> _INFORMATION SHOWN_:

(begin)

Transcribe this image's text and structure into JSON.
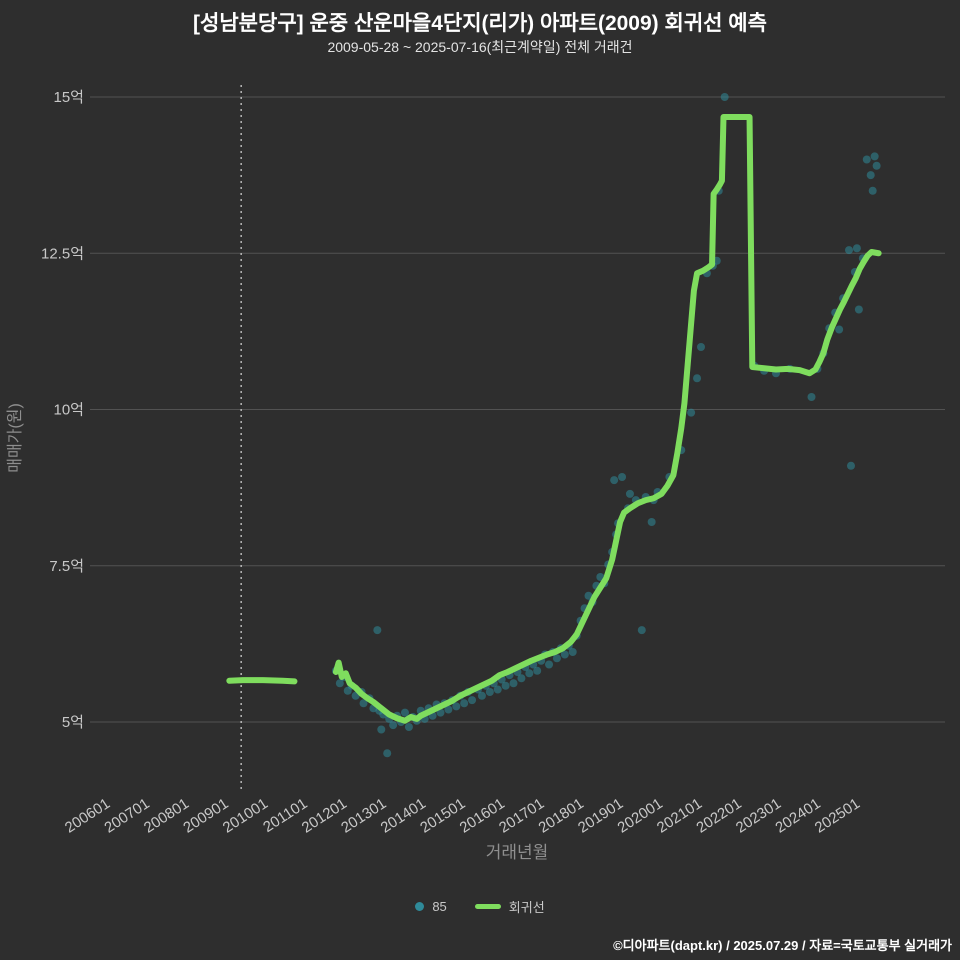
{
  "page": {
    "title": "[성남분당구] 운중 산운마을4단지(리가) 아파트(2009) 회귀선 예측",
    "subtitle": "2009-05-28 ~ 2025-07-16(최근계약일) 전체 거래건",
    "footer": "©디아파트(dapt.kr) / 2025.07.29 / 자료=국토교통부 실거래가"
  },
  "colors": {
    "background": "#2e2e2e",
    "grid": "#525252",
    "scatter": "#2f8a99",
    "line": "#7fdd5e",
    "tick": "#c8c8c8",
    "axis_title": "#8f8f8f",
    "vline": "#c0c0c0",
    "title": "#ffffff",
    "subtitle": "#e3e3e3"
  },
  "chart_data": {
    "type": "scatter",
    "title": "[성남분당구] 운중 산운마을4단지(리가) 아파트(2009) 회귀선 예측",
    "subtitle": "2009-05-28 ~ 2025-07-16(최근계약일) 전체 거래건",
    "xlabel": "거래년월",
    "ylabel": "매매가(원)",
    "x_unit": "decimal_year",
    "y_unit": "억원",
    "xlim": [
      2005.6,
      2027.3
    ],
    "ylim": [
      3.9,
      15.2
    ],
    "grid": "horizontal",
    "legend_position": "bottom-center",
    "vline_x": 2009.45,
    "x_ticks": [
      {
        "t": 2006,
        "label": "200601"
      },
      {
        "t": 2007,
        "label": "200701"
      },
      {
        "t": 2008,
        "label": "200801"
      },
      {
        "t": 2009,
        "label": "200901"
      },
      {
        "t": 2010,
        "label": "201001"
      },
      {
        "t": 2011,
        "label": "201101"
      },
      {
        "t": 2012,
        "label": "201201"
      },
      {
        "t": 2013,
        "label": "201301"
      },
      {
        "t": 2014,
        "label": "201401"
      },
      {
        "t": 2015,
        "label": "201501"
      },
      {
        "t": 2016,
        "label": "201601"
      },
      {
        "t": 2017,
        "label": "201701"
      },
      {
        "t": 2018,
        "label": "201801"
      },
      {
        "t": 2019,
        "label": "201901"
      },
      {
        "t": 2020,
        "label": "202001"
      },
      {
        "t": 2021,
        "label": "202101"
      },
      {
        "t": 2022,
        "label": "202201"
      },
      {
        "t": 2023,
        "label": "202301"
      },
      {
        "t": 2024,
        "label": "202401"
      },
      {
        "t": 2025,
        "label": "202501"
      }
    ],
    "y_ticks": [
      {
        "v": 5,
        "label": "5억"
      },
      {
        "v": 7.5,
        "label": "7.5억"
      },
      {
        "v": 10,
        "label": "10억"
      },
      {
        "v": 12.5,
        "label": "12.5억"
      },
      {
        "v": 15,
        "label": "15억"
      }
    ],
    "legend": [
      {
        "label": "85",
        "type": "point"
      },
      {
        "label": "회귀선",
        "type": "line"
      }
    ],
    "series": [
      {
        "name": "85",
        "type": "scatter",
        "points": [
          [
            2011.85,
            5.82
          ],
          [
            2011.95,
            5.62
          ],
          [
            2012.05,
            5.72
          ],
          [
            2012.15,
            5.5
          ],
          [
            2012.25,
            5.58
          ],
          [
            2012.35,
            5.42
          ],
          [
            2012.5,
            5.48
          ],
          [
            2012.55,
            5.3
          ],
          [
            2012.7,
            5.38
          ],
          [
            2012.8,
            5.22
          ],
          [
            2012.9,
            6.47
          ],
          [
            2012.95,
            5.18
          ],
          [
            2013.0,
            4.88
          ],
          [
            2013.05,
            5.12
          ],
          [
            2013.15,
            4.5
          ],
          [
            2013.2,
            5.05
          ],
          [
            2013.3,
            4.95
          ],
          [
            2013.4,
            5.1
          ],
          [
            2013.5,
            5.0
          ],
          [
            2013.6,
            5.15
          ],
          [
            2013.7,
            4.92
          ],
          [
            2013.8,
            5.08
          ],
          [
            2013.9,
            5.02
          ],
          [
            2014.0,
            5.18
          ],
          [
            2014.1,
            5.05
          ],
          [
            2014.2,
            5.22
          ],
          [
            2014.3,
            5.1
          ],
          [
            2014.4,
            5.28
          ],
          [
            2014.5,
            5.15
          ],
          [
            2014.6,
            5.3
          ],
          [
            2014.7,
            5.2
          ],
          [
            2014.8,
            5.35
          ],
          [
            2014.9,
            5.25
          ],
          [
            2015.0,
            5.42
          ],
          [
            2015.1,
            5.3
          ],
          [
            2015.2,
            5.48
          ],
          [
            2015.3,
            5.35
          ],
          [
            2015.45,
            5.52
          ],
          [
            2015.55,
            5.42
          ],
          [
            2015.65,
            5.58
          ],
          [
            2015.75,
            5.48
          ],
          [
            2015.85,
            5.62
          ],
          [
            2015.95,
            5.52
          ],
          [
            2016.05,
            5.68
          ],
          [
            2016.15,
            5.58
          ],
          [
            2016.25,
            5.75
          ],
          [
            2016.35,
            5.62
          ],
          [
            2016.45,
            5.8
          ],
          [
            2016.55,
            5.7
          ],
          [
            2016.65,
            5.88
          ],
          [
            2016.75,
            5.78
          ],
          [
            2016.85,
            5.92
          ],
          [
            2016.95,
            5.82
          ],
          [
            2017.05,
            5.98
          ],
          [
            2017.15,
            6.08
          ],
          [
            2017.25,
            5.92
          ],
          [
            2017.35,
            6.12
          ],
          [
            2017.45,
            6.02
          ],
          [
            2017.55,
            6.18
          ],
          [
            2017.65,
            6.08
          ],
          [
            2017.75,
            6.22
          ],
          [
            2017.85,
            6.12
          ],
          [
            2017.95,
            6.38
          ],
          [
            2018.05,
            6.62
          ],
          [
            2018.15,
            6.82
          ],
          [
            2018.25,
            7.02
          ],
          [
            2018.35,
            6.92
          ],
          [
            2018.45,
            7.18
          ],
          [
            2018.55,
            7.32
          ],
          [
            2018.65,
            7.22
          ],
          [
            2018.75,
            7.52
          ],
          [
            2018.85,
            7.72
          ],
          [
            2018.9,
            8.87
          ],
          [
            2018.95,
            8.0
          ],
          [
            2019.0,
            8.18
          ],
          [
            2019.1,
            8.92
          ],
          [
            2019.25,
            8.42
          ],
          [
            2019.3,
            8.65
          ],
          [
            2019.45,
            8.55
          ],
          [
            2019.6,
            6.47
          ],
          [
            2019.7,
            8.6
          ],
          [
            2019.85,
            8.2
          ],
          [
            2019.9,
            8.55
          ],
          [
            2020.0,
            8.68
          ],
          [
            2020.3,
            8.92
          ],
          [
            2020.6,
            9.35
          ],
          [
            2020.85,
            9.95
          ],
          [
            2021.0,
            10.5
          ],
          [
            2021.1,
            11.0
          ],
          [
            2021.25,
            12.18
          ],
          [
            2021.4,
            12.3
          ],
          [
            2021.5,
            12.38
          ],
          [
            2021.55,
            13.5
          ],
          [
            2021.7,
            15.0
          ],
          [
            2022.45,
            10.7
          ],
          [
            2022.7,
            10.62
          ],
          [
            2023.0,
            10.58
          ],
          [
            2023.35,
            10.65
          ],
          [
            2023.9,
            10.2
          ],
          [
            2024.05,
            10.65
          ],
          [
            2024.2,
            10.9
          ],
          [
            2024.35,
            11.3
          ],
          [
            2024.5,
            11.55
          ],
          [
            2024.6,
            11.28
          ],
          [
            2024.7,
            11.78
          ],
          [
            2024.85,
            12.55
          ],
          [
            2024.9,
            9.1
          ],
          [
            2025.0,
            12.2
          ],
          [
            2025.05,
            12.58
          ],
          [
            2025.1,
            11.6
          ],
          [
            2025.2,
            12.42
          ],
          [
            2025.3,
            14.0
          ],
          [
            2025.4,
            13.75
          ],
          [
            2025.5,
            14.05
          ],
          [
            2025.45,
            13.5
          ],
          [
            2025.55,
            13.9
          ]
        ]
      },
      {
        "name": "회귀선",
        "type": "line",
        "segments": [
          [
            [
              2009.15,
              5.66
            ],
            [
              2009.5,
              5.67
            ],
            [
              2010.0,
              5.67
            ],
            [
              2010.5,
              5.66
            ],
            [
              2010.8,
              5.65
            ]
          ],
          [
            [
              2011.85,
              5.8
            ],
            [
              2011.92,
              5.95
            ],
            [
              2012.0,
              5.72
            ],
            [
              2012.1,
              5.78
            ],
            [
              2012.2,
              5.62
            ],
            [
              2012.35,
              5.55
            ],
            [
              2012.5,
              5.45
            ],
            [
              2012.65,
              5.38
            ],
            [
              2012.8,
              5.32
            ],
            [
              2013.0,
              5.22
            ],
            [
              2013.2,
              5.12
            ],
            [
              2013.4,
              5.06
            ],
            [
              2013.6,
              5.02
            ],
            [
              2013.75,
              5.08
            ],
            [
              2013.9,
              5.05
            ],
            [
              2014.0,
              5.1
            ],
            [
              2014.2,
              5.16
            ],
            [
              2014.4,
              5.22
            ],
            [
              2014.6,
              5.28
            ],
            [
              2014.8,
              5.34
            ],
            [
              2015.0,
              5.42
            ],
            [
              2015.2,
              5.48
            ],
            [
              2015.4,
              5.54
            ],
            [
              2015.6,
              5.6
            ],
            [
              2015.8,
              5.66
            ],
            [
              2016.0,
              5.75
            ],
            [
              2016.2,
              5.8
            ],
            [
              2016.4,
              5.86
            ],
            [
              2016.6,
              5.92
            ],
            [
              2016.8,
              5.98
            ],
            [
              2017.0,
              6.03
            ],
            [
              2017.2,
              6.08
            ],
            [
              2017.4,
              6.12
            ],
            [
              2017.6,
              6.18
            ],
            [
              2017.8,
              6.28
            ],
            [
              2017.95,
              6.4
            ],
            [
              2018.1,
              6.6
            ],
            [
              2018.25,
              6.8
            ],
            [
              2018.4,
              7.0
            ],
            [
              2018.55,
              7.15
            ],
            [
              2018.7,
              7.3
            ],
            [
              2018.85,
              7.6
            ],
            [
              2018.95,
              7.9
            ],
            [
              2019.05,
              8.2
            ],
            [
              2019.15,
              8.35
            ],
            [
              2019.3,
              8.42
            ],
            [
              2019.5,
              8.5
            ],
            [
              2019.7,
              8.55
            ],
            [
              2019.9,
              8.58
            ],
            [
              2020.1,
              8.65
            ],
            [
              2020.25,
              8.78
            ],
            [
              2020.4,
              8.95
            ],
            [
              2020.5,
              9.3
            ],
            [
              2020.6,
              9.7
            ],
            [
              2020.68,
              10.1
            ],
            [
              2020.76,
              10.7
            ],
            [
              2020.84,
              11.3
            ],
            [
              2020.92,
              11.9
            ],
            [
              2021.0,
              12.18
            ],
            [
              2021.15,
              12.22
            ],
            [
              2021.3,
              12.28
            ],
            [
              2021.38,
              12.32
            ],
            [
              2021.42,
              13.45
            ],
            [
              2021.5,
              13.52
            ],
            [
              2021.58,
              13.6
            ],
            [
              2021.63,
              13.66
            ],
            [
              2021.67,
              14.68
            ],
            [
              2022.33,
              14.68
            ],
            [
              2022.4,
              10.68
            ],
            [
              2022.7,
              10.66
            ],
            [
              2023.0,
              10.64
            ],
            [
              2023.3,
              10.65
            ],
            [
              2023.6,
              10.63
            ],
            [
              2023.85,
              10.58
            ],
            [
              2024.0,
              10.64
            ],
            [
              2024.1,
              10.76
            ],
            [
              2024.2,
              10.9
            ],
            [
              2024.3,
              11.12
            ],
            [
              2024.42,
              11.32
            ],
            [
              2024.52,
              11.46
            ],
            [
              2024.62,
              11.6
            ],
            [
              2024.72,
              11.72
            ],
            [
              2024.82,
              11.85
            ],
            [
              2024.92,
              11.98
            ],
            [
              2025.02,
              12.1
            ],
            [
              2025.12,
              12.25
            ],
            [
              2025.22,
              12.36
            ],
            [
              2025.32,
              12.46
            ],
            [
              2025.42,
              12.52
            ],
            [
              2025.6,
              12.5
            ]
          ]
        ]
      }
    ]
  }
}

(end)

> _EXERCISE OBJECTIVE_:
Reply with the number of lines in the data that include the string "scatter" and nothing else.

> _ANSWER TO THIS TASK_:
3